## Problem description
Check each line of the listing for the string "color", count the lines that have it, and answer with that number only.

[Records about charts and figures]
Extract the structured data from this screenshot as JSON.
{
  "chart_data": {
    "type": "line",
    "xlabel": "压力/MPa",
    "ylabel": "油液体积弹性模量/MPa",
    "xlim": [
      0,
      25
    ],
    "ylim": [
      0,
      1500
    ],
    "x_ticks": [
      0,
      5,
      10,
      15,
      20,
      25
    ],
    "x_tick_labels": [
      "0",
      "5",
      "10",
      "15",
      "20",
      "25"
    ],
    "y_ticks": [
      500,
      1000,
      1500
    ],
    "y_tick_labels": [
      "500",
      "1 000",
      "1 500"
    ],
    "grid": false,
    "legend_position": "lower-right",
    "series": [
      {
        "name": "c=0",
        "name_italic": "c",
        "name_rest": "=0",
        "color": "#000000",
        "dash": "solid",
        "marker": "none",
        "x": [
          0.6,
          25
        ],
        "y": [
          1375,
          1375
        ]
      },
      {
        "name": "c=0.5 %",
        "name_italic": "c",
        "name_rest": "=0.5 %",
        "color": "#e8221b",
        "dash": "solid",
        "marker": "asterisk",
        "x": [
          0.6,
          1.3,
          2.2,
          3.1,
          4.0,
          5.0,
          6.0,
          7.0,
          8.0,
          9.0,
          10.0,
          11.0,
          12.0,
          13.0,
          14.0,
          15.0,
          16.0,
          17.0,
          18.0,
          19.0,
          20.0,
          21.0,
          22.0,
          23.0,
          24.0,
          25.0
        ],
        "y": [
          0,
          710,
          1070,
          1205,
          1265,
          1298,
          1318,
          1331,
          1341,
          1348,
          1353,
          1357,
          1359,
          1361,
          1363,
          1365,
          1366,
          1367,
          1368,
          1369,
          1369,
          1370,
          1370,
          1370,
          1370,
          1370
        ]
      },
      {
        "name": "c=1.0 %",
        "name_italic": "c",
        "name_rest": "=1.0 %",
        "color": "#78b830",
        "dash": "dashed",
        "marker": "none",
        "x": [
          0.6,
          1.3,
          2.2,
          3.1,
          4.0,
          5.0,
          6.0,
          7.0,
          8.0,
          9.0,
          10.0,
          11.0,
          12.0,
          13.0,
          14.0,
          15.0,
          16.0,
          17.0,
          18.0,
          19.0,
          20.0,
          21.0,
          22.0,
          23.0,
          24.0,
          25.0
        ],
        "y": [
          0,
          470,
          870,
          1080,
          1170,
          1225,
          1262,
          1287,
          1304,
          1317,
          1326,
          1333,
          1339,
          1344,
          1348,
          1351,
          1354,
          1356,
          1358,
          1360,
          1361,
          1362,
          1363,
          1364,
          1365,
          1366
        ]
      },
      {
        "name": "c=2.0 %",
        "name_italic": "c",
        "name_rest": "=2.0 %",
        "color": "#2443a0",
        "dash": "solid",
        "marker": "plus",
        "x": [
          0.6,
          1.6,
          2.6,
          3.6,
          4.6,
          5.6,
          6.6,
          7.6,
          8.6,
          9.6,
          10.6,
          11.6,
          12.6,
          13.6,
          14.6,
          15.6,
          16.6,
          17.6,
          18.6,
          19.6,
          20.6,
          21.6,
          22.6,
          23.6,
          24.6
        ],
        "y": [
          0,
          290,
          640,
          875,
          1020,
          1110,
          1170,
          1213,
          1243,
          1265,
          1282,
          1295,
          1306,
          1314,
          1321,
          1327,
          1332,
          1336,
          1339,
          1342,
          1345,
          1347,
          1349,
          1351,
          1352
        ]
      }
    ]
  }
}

## Correct answer
4